PROBLEM TO SOLVE:
Retype the listing that follows, word for word.

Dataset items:
------

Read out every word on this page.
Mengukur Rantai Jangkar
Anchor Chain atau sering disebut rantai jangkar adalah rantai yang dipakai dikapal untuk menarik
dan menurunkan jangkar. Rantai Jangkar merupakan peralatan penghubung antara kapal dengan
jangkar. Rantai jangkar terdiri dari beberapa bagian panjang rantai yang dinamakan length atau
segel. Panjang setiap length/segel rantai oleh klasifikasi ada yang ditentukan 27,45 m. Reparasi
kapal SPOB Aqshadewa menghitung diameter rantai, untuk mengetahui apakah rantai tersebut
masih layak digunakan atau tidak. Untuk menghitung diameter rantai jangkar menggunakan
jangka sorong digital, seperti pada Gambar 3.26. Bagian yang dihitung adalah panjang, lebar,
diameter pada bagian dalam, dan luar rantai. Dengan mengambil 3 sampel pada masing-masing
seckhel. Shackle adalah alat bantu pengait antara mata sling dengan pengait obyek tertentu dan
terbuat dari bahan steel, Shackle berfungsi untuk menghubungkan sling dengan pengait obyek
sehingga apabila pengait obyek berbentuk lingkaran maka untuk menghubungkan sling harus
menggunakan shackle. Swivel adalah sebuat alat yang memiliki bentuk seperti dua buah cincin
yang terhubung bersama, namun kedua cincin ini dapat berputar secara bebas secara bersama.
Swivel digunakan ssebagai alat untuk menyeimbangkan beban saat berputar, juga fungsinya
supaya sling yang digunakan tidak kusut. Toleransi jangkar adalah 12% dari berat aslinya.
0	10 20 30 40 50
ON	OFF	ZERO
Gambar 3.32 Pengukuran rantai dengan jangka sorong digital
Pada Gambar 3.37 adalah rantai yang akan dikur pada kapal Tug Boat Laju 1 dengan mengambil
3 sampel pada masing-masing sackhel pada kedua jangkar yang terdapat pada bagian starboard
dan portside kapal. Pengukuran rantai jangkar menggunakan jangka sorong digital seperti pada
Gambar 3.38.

------

COMPLETED TASK:
Read out every word on this page.
Mengukur Rantai Jangkar
Anchor Chain atau sering disebut rantai jangkar adalah rantai yang dipakai dikapal untuk menarik
dan menurunkan jangkar. Rantai Jangkar merupakan peralatan penghubung antara kapal dengan
jangkar. Rantai jangkar terdiri dari beberapa bagian panjang rantai yang dinamakan length atau
segel. Panjang setiap length/segel rantai oleh klasifikasi ada yang ditentukan 27,45 m. Reparasi
kapal SPOB Aqshadewa menghitung diameter rantai, untuk mengetahui apakah rantai tersebut
masih layak digunakan atau tidak. Untuk menghitung diameter rantai jangkar menggunakan
jangka sorong digital, seperti pada Gambar 3.26. Bagian yang dihitung adalah panjang, lebar,
diameter pada bagian dalam, dan luar rantai. Dengan mengambil 3 sampel pada masing-masing
seckhel. Shackle adalah alat bantu pengait antara mata sling dengan pengait obyek tertentu dan
terbuat dari bahan steel, Shackle berfungsi untuk menghubungkan sling dengan pengait obyek
sehingga apabila pengait obyek berbentuk lingkaran maka untuk menghubungkan sling harus
menggunakan shackle. Swivel adalah sebuat alat yang memiliki bentuk seperti dua buah cincin
yang terhubung bersama, namun kedua cincin ini dapat berputar secara bebas secara bersama.
Swivel digunakan ssebagai alat untuk menyeimbangkan beban saat berputar, juga fungsinya
supaya sling yang digunakan tidak kusut. Toleransi jangkar adalah 12% dari berat aslinya.
0	10 20 30 40 50
ON	OFF	ZERO
Gambar 3.32 Pengukuran rantai dengan jangka sorong digital
Pada Gambar 3.37 adalah rantai yang akan dikur pada kapal Tug Boat Laju 1 dengan mengambil
3 sampel pada masing-masing sackhel pada kedua jangkar yang terdapat pada bagian starboard
dan portside kapal. Pengukuran rantai jangkar menggunakan jangka sorong digital seperti pada
Gambar 3.38.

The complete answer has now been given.